------ Records to process

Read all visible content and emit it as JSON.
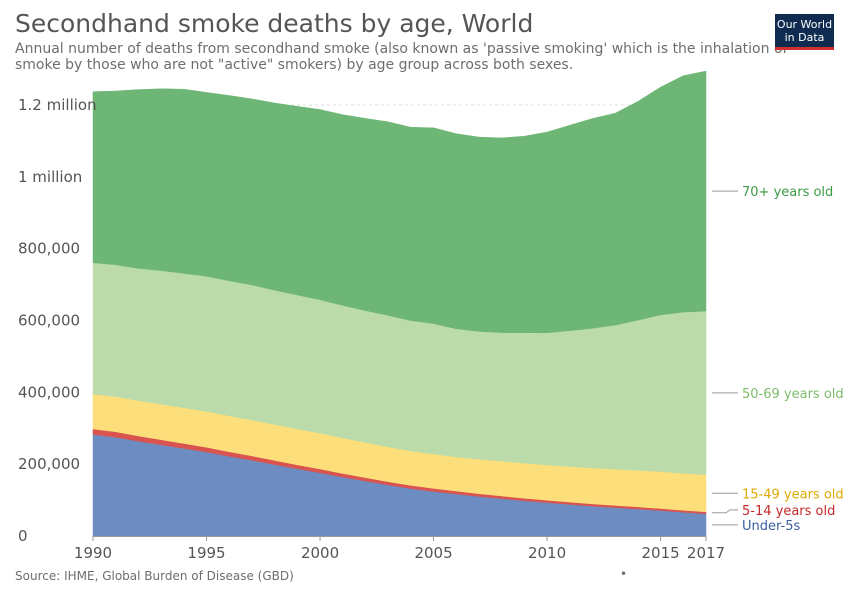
{
  "title": "Secondhand smoke deaths by age, World",
  "subtitle": "Annual number of deaths from secondhand smoke (also known as 'passive smoking' which is the inhalation of smoke by those who are not \"active\" smokers) by age group across both sexes.",
  "logo": {
    "line1": "Our World",
    "line2": "in Data"
  },
  "source": "Source: IHME, Global Burden of Disease (GBD)",
  "footer_mark": "•",
  "chart_data": {
    "type": "area",
    "stacked": true,
    "title": "Secondhand smoke deaths by age, World",
    "xlim": [
      1990,
      2017
    ],
    "ylim": [
      0,
      1200000
    ],
    "x_ticks": [
      {
        "value": 1990,
        "label": "1990"
      },
      {
        "value": 1995,
        "label": "1995"
      },
      {
        "value": 2000,
        "label": "2000"
      },
      {
        "value": 2005,
        "label": "2005"
      },
      {
        "value": 2010,
        "label": "2010"
      },
      {
        "value": 2015,
        "label": "2015"
      },
      {
        "value": 2017,
        "label": "2017"
      }
    ],
    "y_ticks": [
      {
        "value": 0,
        "label": "0"
      },
      {
        "value": 200000,
        "label": "200,000"
      },
      {
        "value": 400000,
        "label": "400,000"
      },
      {
        "value": 600000,
        "label": "600,000"
      },
      {
        "value": 800000,
        "label": "800,000"
      },
      {
        "value": 1000000,
        "label": "1 million"
      },
      {
        "value": 1200000,
        "label": "1.2 million"
      }
    ],
    "grid": true,
    "legend_placement": "right (inline labels)",
    "x": [
      1990,
      1991,
      1992,
      1993,
      1994,
      1995,
      1996,
      1997,
      1998,
      1999,
      2000,
      2001,
      2002,
      2003,
      2004,
      2005,
      2006,
      2007,
      2008,
      2009,
      2010,
      2011,
      2012,
      2013,
      2014,
      2015,
      2016,
      2017
    ],
    "series": [
      {
        "name": "Under-5s",
        "color": "#6d8cc2",
        "label_color": "#3a5f9f",
        "values": [
          283000,
          275000,
          264000,
          254000,
          244000,
          234000,
          222000,
          211000,
          199000,
          187000,
          176000,
          164000,
          153000,
          142000,
          132000,
          124000,
          117000,
          110000,
          104000,
          98000,
          93000,
          88000,
          83000,
          79000,
          75000,
          71000,
          66000,
          62000
        ]
      },
      {
        "name": "5-14 years old",
        "color": "#d9534f",
        "label_color": "#c62828",
        "values": [
          15000,
          15000,
          14500,
          14000,
          13500,
          13000,
          12500,
          12000,
          11500,
          11000,
          10500,
          10000,
          9600,
          9200,
          8800,
          8400,
          8000,
          7700,
          7400,
          7100,
          6800,
          6500,
          6300,
          6100,
          5900,
          5700,
          5500,
          5300
        ]
      },
      {
        "name": "15-49 years old",
        "color": "#fcdf7b",
        "label_color": "#e0a800",
        "values": [
          97000,
          98000,
          98500,
          99000,
          99500,
          100000,
          100000,
          100000,
          100000,
          100000,
          100000,
          99000,
          98000,
          97000,
          96000,
          96000,
          95000,
          96000,
          97000,
          98000,
          98000,
          99000,
          100000,
          101000,
          102000,
          103000,
          103000,
          103000
        ]
      },
      {
        "name": "50-69 years old",
        "color": "#bbdbaa",
        "label_color": "#7bbd6a",
        "values": [
          366000,
          367000,
          368000,
          372000,
          374000,
          376000,
          376000,
          376000,
          374000,
          373000,
          371000,
          369000,
          367000,
          366000,
          363000,
          363000,
          357000,
          356000,
          358000,
          363000,
          368000,
          378000,
          389000,
          401000,
          418000,
          436000,
          449000,
          456000
        ]
      },
      {
        "name": "70+ years old",
        "color": "#6db675",
        "label_color": "#3d9a47",
        "values": [
          476000,
          484000,
          498000,
          506000,
          513000,
          512000,
          516000,
          518000,
          521000,
          525000,
          530000,
          531000,
          535000,
          539000,
          538000,
          545000,
          543000,
          541000,
          542000,
          547000,
          559000,
          572000,
          584000,
          590000,
          609000,
          634000,
          658000,
          668000
        ]
      }
    ]
  }
}
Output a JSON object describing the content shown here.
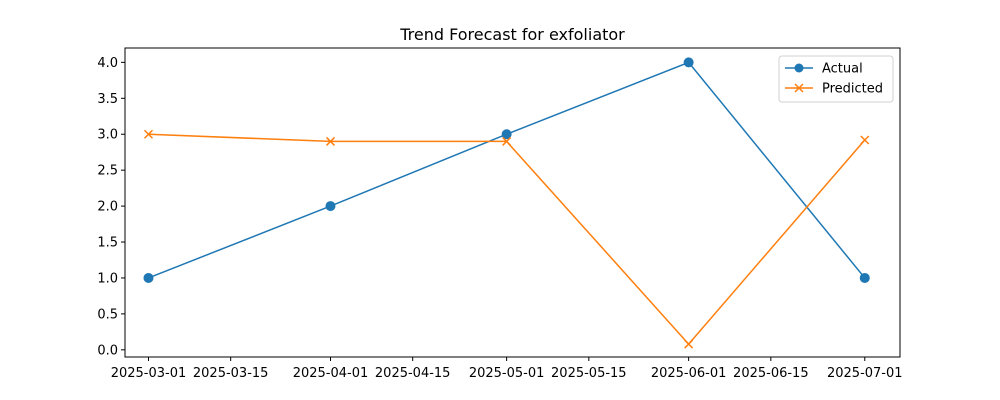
{
  "chart_data": {
    "type": "line",
    "title": "Trend Forecast for exfoliator",
    "xlabel": "",
    "ylabel": "",
    "x_ticks": [
      "2025-03-01",
      "2025-03-15",
      "2025-04-01",
      "2025-04-15",
      "2025-05-01",
      "2025-05-15",
      "2025-06-01",
      "2025-06-15",
      "2025-07-01"
    ],
    "y_ticks": [
      "0.0",
      "0.5",
      "1.0",
      "1.5",
      "2.0",
      "2.5",
      "3.0",
      "3.5",
      "4.0"
    ],
    "xlim": [
      "2025-02-25",
      "2025-07-07"
    ],
    "ylim": [
      -0.1,
      4.2
    ],
    "grid": false,
    "legend_position": "top-right",
    "series": [
      {
        "name": "Actual",
        "color": "#1f77b4",
        "marker": "circle",
        "x": [
          "2025-03-01",
          "2025-04-01",
          "2025-05-01",
          "2025-06-01",
          "2025-07-01"
        ],
        "values": [
          1,
          2,
          3,
          4,
          1
        ]
      },
      {
        "name": "Predicted",
        "color": "#ff7f0e",
        "marker": "x",
        "x": [
          "2025-03-01",
          "2025-04-01",
          "2025-05-01",
          "2025-06-01",
          "2025-07-01"
        ],
        "values": [
          3.0,
          2.9,
          2.9,
          0.08,
          2.92
        ]
      }
    ]
  }
}
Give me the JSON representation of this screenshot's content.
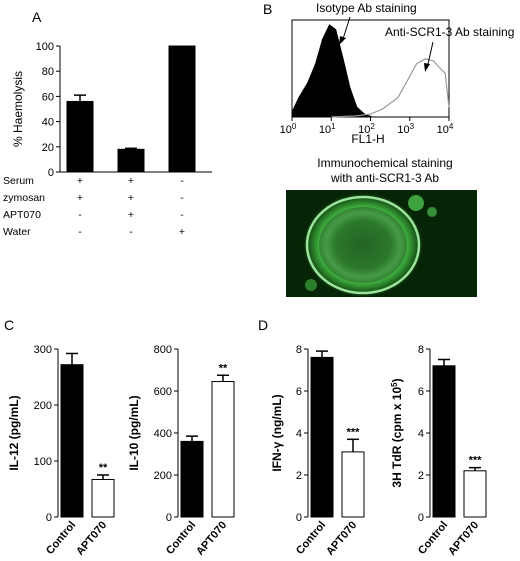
{
  "panels": {
    "A": {
      "letter": "A"
    },
    "B": {
      "letter": "B",
      "isotype_label": "Isotype Ab staining",
      "anti_label": "Anti-SCR1-3 Ab staining",
      "xlabel": "FL1-H",
      "micro_title_1": "Immunochemical staining",
      "micro_title_2": "with anti-SCR1-3 Ab"
    },
    "C": {
      "letter": "C"
    },
    "D": {
      "letter": "D"
    }
  },
  "chart_data": [
    {
      "id": "A",
      "type": "bar",
      "ylabel": "% Haemolysis",
      "ylim": [
        0,
        100
      ],
      "yticks": [
        0,
        20,
        40,
        60,
        80,
        100
      ],
      "values": [
        56,
        18,
        100
      ],
      "errors": [
        5,
        0.8,
        0
      ],
      "fill": [
        "#000000",
        "#000000",
        "#000000"
      ],
      "conditions": [
        {
          "name": "Serum",
          "marks": [
            "+",
            "+",
            "-"
          ]
        },
        {
          "name": "zymosan",
          "marks": [
            "+",
            "+",
            "-"
          ]
        },
        {
          "name": "APT070",
          "marks": [
            "-",
            "+",
            "-"
          ]
        },
        {
          "name": "Water",
          "marks": [
            "-",
            "-",
            "+"
          ]
        }
      ]
    },
    {
      "id": "B-histogram",
      "type": "area",
      "xlabel": "FL1-H",
      "xscale": "log",
      "xticks": [
        "10",
        "10",
        "10",
        "10",
        "10"
      ],
      "xtick_exponents": [
        "0",
        "1",
        "2",
        "3",
        "4"
      ],
      "xlim": [
        1,
        10000
      ],
      "series": [
        {
          "name": "Isotype Ab staining",
          "style": "filled",
          "color": "#000000",
          "x": [
            1,
            1.5,
            2.5,
            4,
            6,
            9,
            13,
            20,
            30,
            45,
            70,
            110
          ],
          "y": [
            0.05,
            0.2,
            0.35,
            0.55,
            0.8,
            0.95,
            0.9,
            0.6,
            0.3,
            0.1,
            0.03,
            0
          ]
        },
        {
          "name": "Anti-SCR1-3 Ab staining",
          "style": "line",
          "color": "#999999",
          "x": [
            10,
            40,
            100,
            200,
            500,
            1000,
            1500,
            2500,
            4000,
            6000,
            8000,
            10000
          ],
          "y": [
            0,
            0.01,
            0.03,
            0.08,
            0.2,
            0.42,
            0.55,
            0.6,
            0.58,
            0.5,
            0.45,
            0.1
          ]
        }
      ]
    },
    {
      "id": "C-IL12",
      "type": "bar",
      "ylabel": "IL-12 (pg/mL)",
      "ylim": [
        0,
        300
      ],
      "yticks": [
        0,
        100,
        200,
        300
      ],
      "categories": [
        "Control",
        "APT070"
      ],
      "values": [
        272,
        67
      ],
      "errors": [
        20,
        8
      ],
      "fill": [
        "#000000",
        "#ffffff"
      ],
      "significance": [
        "",
        "**"
      ]
    },
    {
      "id": "C-IL10",
      "type": "bar",
      "ylabel": "IL-10 (pg/mL)",
      "ylim": [
        0,
        800
      ],
      "yticks": [
        0,
        200,
        400,
        600,
        800
      ],
      "categories": [
        "Control",
        "APT070"
      ],
      "values": [
        360,
        645
      ],
      "errors": [
        25,
        30
      ],
      "fill": [
        "#000000",
        "#ffffff"
      ],
      "significance": [
        "",
        "**"
      ]
    },
    {
      "id": "D-IFN",
      "type": "bar",
      "ylabel": "IFN-γ (ng/mL)",
      "ylim": [
        0,
        8
      ],
      "yticks": [
        0,
        2,
        4,
        6,
        8
      ],
      "categories": [
        "Control",
        "APT070"
      ],
      "values": [
        7.6,
        3.1
      ],
      "errors": [
        0.3,
        0.6
      ],
      "fill": [
        "#000000",
        "#ffffff"
      ],
      "significance": [
        "",
        "***"
      ]
    },
    {
      "id": "D-3H",
      "type": "bar",
      "ylabel": "3H TdR (cpm x 10",
      "ylabel_sup": "5",
      "ylabel_end": ")",
      "ylim": [
        0,
        8
      ],
      "yticks": [
        0,
        2,
        4,
        6,
        8
      ],
      "categories": [
        "Control",
        "APT070"
      ],
      "values": [
        7.2,
        2.2
      ],
      "errors": [
        0.3,
        0.15
      ],
      "fill": [
        "#000000",
        "#ffffff"
      ],
      "significance": [
        "",
        "***"
      ]
    }
  ]
}
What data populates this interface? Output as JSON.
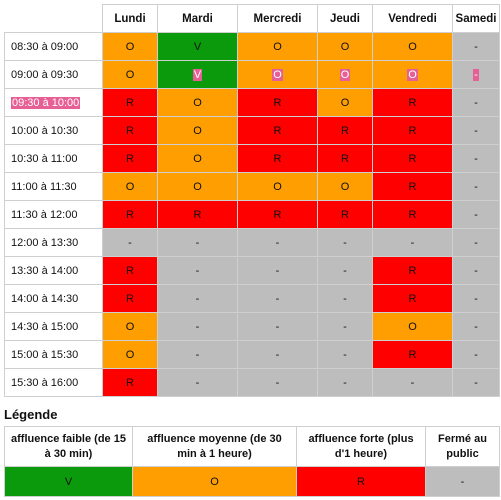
{
  "days": [
    "Lundi",
    "Mardi",
    "Mercredi",
    "Jeudi",
    "Vendredi",
    "Samedi"
  ],
  "rows": [
    {
      "slot": "08:30 à 09:00",
      "cells": [
        "O",
        "V",
        "O",
        "O",
        "O",
        "-"
      ],
      "classes": [
        "O",
        "V",
        "O",
        "O",
        "O",
        "X"
      ],
      "highlight": false
    },
    {
      "slot": "09:00 à 09:30",
      "cells": [
        "O",
        "V",
        "O",
        "O",
        "O",
        "-"
      ],
      "classes": [
        "O",
        "V",
        "O",
        "O",
        "O",
        "X"
      ],
      "highlight": false,
      "cell_highlight": [
        false,
        true,
        true,
        true,
        true,
        true
      ]
    },
    {
      "slot": "09:30 à 10:00",
      "cells": [
        "R",
        "O",
        "R",
        "O",
        "R",
        "-"
      ],
      "classes": [
        "R",
        "O",
        "R",
        "O",
        "R",
        "X"
      ],
      "highlight": true
    },
    {
      "slot": "10:00 à 10:30",
      "cells": [
        "R",
        "O",
        "R",
        "R",
        "R",
        "-"
      ],
      "classes": [
        "R",
        "O",
        "R",
        "R",
        "R",
        "X"
      ],
      "highlight": false
    },
    {
      "slot": "10:30 à 11:00",
      "cells": [
        "R",
        "O",
        "R",
        "R",
        "R",
        "-"
      ],
      "classes": [
        "R",
        "O",
        "R",
        "R",
        "R",
        "X"
      ],
      "highlight": false
    },
    {
      "slot": "11:00 à 11:30",
      "cells": [
        "O",
        "O",
        "O",
        "O",
        "R",
        "-"
      ],
      "classes": [
        "O",
        "O",
        "O",
        "O",
        "R",
        "X"
      ],
      "highlight": false
    },
    {
      "slot": "11:30 à 12:00",
      "cells": [
        "R",
        "R",
        "R",
        "R",
        "R",
        "-"
      ],
      "classes": [
        "R",
        "R",
        "R",
        "R",
        "R",
        "X"
      ],
      "highlight": false
    },
    {
      "slot": "12:00 à 13:30",
      "cells": [
        "-",
        "-",
        "-",
        "-",
        "-",
        "-"
      ],
      "classes": [
        "X",
        "X",
        "X",
        "X",
        "X",
        "X"
      ],
      "highlight": false
    },
    {
      "slot": "13:30 à 14:00",
      "cells": [
        "R",
        "-",
        "-",
        "-",
        "R",
        "-"
      ],
      "classes": [
        "R",
        "X",
        "X",
        "X",
        "R",
        "X"
      ],
      "highlight": false
    },
    {
      "slot": "14:00 à 14:30",
      "cells": [
        "R",
        "-",
        "-",
        "-",
        "R",
        "-"
      ],
      "classes": [
        "R",
        "X",
        "X",
        "X",
        "R",
        "X"
      ],
      "highlight": false
    },
    {
      "slot": "14:30 à 15:00",
      "cells": [
        "O",
        "-",
        "-",
        "-",
        "O",
        "-"
      ],
      "classes": [
        "O",
        "X",
        "X",
        "X",
        "O",
        "X"
      ],
      "highlight": false
    },
    {
      "slot": "15:00 à 15:30",
      "cells": [
        "O",
        "-",
        "-",
        "-",
        "R",
        "-"
      ],
      "classes": [
        "O",
        "X",
        "X",
        "X",
        "R",
        "X"
      ],
      "highlight": false
    },
    {
      "slot": "15:30 à 16:00",
      "cells": [
        "R",
        "-",
        "-",
        "-",
        "-",
        "-"
      ],
      "classes": [
        "R",
        "X",
        "X",
        "X",
        "X",
        "X"
      ],
      "highlight": false
    }
  ],
  "legend": {
    "title": "Légende",
    "headers": [
      "affluence faible (de 15 à 30 min)",
      "affluence moyenne (de 30 min à 1 heure)",
      "affluence forte (plus d'1 heure)",
      "Fermé au public"
    ],
    "codes": [
      "V",
      "O",
      "R",
      "-"
    ],
    "classes": [
      "V",
      "O",
      "R",
      "X"
    ]
  },
  "colors": {
    "V": "#0b9a0b",
    "O": "#ff9e00",
    "R": "#ff0000",
    "closed": "#bdbdbd",
    "highlight": "#e65f95"
  }
}
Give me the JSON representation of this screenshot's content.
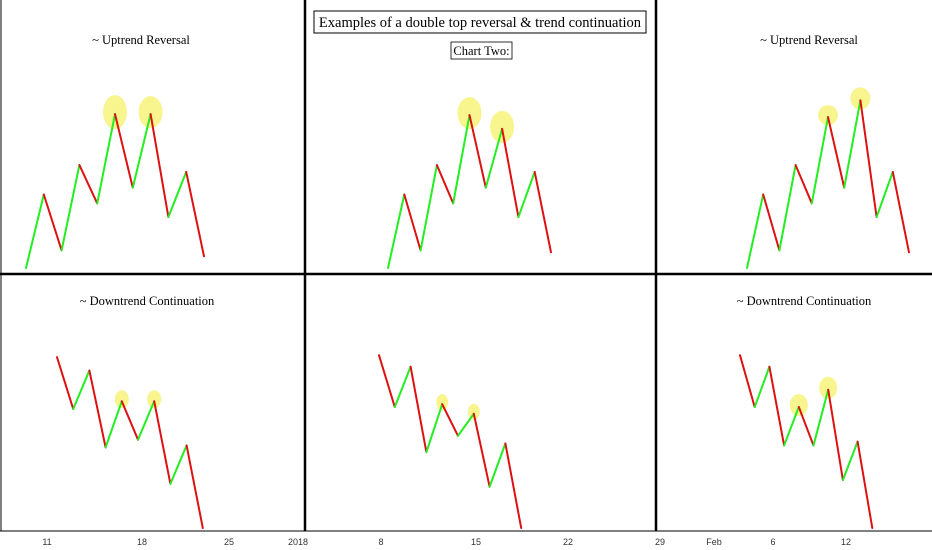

------------

Your task ->
Sift through the entries and copy every line with "right".

The output ->
    "legend_placement": "right (inline labels)",
    "legend_position": "top-right",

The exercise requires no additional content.